§ **Required task**
Find each line containing the word "that" and report how many there are. Add nothing else.
───── Raw data
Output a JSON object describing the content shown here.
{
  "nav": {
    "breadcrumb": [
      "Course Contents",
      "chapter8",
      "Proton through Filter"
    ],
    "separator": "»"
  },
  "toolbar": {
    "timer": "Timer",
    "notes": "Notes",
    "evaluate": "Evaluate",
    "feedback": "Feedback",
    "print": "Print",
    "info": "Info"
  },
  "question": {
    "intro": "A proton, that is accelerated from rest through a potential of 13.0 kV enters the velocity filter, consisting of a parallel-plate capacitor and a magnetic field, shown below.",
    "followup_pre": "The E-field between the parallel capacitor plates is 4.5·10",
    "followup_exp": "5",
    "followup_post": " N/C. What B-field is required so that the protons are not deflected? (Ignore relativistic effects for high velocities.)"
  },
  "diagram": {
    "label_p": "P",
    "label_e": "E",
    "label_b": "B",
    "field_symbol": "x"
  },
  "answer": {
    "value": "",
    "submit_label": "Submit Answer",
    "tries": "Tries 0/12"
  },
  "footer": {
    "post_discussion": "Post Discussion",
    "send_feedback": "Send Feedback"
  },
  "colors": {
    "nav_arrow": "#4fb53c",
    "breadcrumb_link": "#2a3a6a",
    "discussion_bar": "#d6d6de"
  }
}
──────────
§ **Task solution**
2